» Exercise details:
Repeat every entry in the listing below, exactly.

Dataset entries:
_ _ _ _ _ _ _
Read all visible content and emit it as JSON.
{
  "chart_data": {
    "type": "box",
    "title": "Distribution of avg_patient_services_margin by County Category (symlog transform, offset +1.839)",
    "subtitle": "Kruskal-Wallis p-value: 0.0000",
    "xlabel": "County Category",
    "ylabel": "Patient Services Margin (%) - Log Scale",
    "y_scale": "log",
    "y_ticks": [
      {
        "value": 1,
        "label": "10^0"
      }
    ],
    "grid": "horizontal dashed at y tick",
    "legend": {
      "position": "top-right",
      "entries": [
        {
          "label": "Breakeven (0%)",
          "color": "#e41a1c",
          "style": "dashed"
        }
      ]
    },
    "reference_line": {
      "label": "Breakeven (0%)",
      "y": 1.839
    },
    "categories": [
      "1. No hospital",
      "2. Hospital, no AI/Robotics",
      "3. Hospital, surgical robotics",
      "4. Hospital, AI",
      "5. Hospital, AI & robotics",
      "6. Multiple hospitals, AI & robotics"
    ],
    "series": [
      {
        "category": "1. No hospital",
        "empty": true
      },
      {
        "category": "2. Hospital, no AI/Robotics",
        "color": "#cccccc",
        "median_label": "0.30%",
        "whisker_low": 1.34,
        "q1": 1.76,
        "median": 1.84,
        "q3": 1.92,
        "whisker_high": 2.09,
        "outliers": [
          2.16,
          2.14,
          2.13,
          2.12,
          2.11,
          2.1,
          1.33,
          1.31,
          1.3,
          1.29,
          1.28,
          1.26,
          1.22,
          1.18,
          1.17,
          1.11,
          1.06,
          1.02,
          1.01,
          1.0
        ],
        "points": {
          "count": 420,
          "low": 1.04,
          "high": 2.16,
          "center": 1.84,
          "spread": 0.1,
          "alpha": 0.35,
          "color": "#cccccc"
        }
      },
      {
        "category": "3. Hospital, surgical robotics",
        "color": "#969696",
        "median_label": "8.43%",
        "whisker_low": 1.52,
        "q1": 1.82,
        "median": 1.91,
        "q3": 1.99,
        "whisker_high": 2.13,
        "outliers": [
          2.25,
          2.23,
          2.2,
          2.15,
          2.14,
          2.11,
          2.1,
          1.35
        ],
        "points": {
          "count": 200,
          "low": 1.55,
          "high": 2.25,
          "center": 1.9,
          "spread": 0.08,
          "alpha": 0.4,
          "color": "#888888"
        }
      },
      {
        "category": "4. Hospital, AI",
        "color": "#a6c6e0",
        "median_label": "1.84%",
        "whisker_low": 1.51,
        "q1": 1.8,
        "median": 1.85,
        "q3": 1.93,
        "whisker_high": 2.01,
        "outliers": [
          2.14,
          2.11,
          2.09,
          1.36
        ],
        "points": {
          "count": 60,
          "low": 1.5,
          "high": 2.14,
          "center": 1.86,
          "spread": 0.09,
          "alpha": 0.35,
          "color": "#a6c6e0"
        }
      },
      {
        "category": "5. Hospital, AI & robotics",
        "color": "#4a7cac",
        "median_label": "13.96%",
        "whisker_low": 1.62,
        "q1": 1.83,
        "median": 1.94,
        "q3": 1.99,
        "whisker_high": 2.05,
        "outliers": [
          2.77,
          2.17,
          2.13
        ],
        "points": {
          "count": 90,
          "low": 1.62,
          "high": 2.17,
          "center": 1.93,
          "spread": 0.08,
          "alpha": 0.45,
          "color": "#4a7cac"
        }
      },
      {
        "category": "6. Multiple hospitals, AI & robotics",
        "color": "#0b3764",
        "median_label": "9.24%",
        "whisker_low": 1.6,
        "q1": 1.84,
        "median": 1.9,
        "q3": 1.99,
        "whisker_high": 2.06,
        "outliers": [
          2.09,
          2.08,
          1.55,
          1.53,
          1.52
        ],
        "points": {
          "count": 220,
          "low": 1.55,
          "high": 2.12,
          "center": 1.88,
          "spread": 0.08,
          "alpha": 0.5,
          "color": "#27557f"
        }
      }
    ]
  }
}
_ _ _ _ _ _ _
» Full response:
Read all visible content and emit it as JSON.
{
  "chart_data": {
    "type": "box",
    "title": "Distribution of avg_patient_services_margin by County Category (symlog transform, offset +1.839)",
    "subtitle": "Kruskal-Wallis p-value: 0.0000",
    "xlabel": "County Category",
    "ylabel": "Patient Services Margin (%) - Log Scale",
    "y_scale": "log",
    "y_ticks": [
      {
        "value": 1,
        "label": "10^0"
      }
    ],
    "grid": "horizontal dashed at y tick",
    "legend": {
      "position": "top-right",
      "entries": [
        {
          "label": "Breakeven (0%)",
          "color": "#e41a1c",
          "style": "dashed"
        }
      ]
    },
    "reference_line": {
      "label": "Breakeven (0%)",
      "y": 1.839
    },
    "categories": [
      "1. No hospital",
      "2. Hospital, no AI/Robotics",
      "3. Hospital, surgical robotics",
      "4. Hospital, AI",
      "5. Hospital, AI & robotics",
      "6. Multiple hospitals, AI & robotics"
    ],
    "series": [
      {
        "category": "1. No hospital",
        "empty": true
      },
      {
        "category": "2. Hospital, no AI/Robotics",
        "color": "#cccccc",
        "median_label": "0.30%",
        "whisker_low": 1.34,
        "q1": 1.76,
        "median": 1.84,
        "q3": 1.92,
        "whisker_high": 2.09,
        "outliers": [
          2.16,
          2.14,
          2.13,
          2.12,
          2.11,
          2.1,
          1.33,
          1.31,
          1.3,
          1.29,
          1.28,
          1.26,
          1.22,
          1.18,
          1.17,
          1.11,
          1.06,
          1.02,
          1.01,
          1.0
        ],
        "points": {
          "count": 420,
          "low": 1.04,
          "high": 2.16,
          "center": 1.84,
          "spread": 0.1,
          "alpha": 0.35,
          "color": "#cccccc"
        }
      },
      {
        "category": "3. Hospital, surgical robotics",
        "color": "#969696",
        "median_label": "8.43%",
        "whisker_low": 1.52,
        "q1": 1.82,
        "median": 1.91,
        "q3": 1.99,
        "whisker_high": 2.13,
        "outliers": [
          2.25,
          2.23,
          2.2,
          2.15,
          2.14,
          2.11,
          2.1,
          1.35
        ],
        "points": {
          "count": 200,
          "low": 1.55,
          "high": 2.25,
          "center": 1.9,
          "spread": 0.08,
          "alpha": 0.4,
          "color": "#888888"
        }
      },
      {
        "category": "4. Hospital, AI",
        "color": "#a6c6e0",
        "median_label": "1.84%",
        "whisker_low": 1.51,
        "q1": 1.8,
        "median": 1.85,
        "q3": 1.93,
        "whisker_high": 2.01,
        "outliers": [
          2.14,
          2.11,
          2.09,
          1.36
        ],
        "points": {
          "count": 60,
          "low": 1.5,
          "high": 2.14,
          "center": 1.86,
          "spread": 0.09,
          "alpha": 0.35,
          "color": "#a6c6e0"
        }
      },
      {
        "category": "5. Hospital, AI & robotics",
        "color": "#4a7cac",
        "median_label": "13.96%",
        "whisker_low": 1.62,
        "q1": 1.83,
        "median": 1.94,
        "q3": 1.99,
        "whisker_high": 2.05,
        "outliers": [
          2.77,
          2.17,
          2.13
        ],
        "points": {
          "count": 90,
          "low": 1.62,
          "high": 2.17,
          "center": 1.93,
          "spread": 0.08,
          "alpha": 0.45,
          "color": "#4a7cac"
        }
      },
      {
        "category": "6. Multiple hospitals, AI & robotics",
        "color": "#0b3764",
        "median_label": "9.24%",
        "whisker_low": 1.6,
        "q1": 1.84,
        "median": 1.9,
        "q3": 1.99,
        "whisker_high": 2.06,
        "outliers": [
          2.09,
          2.08,
          1.55,
          1.53,
          1.52
        ],
        "points": {
          "count": 220,
          "low": 1.55,
          "high": 2.12,
          "center": 1.88,
          "spread": 0.08,
          "alpha": 0.5,
          "color": "#27557f"
        }
      }
    ]
  }
}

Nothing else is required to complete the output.